**The exercise**. From the records below, give the number of lines that contain the string "usually", without any other text.

**Records to process**.
★ ★ ★

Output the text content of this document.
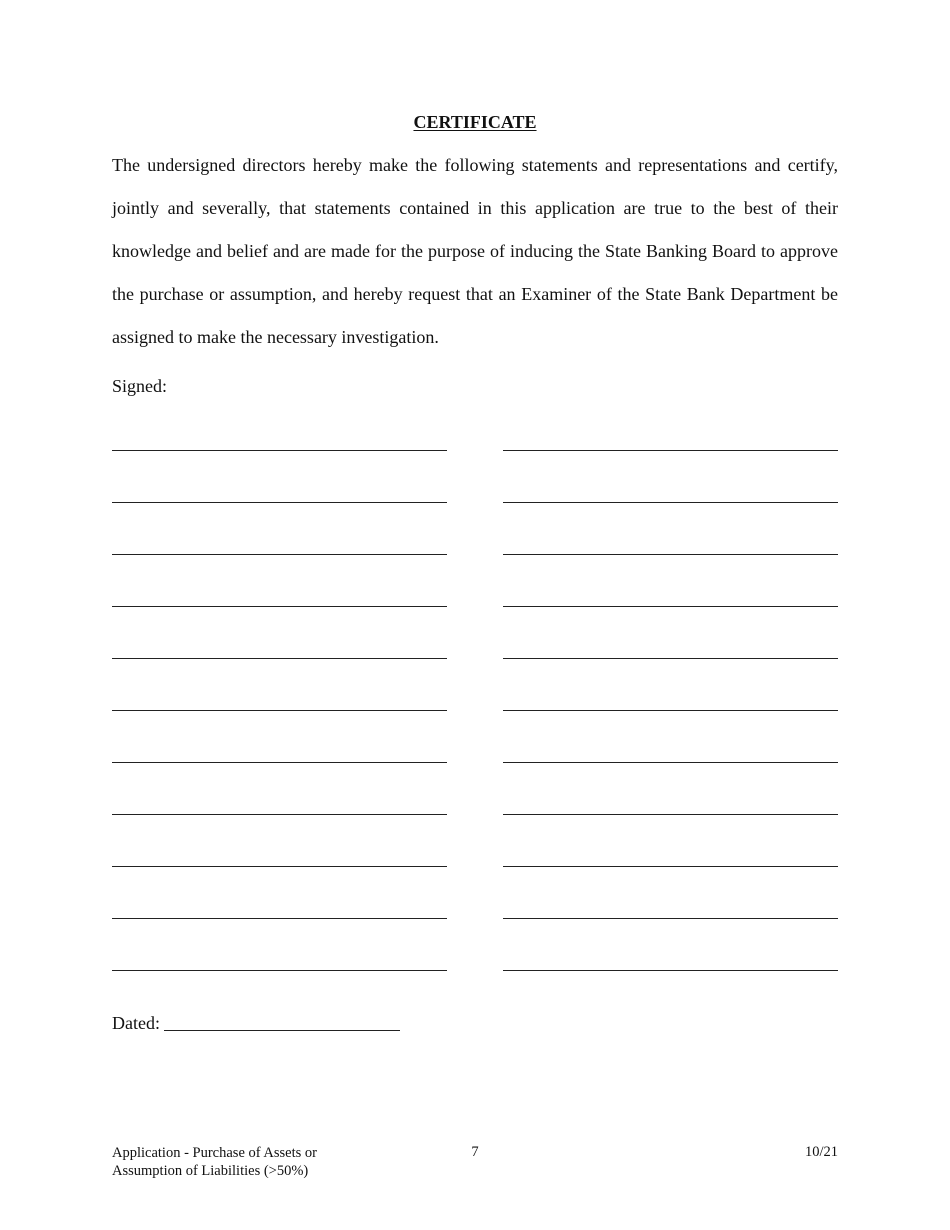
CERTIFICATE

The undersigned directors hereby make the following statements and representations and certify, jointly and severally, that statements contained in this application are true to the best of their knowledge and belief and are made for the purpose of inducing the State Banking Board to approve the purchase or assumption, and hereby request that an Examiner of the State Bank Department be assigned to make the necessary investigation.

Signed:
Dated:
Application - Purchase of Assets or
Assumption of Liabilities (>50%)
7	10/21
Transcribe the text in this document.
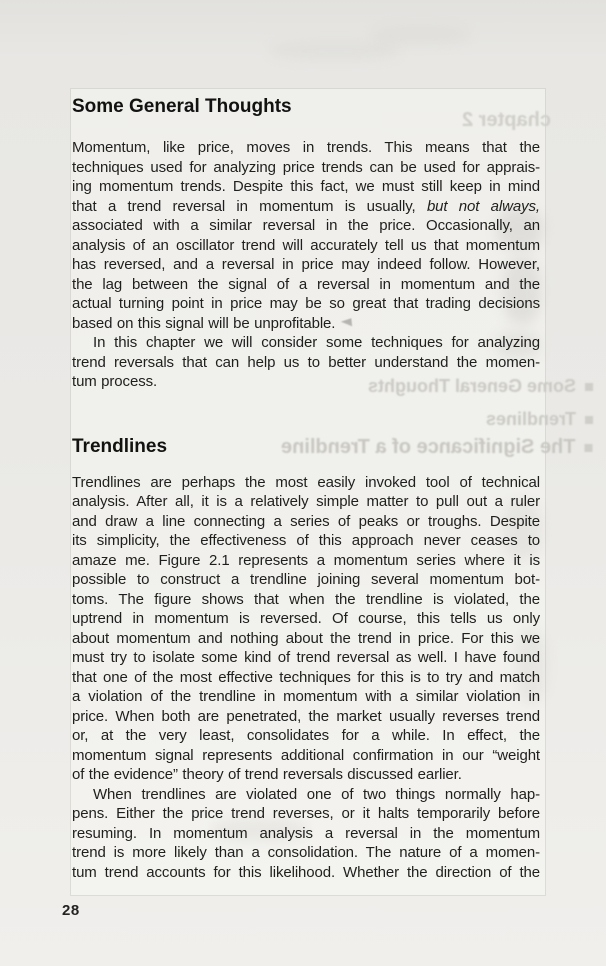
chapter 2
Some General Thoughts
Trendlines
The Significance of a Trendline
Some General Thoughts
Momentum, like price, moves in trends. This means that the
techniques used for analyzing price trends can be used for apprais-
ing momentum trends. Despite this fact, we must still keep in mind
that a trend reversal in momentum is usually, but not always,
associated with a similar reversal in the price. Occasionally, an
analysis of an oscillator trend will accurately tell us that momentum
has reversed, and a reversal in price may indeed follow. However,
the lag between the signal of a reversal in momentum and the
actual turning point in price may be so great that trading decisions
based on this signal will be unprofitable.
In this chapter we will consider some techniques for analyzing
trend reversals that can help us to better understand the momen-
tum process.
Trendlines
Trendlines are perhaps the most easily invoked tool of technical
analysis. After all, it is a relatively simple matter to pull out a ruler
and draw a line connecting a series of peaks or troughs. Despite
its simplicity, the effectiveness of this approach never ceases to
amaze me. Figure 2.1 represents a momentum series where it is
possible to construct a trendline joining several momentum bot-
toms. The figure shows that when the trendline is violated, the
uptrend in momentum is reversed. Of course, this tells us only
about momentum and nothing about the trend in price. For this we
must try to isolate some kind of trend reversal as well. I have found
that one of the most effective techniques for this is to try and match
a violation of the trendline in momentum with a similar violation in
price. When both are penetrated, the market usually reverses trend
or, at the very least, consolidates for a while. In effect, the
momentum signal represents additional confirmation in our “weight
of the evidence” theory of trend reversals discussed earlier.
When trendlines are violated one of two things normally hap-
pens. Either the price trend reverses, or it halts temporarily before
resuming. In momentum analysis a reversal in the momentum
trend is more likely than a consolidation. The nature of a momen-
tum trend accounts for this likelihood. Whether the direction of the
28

★ ★ ★

**Written reply**. 2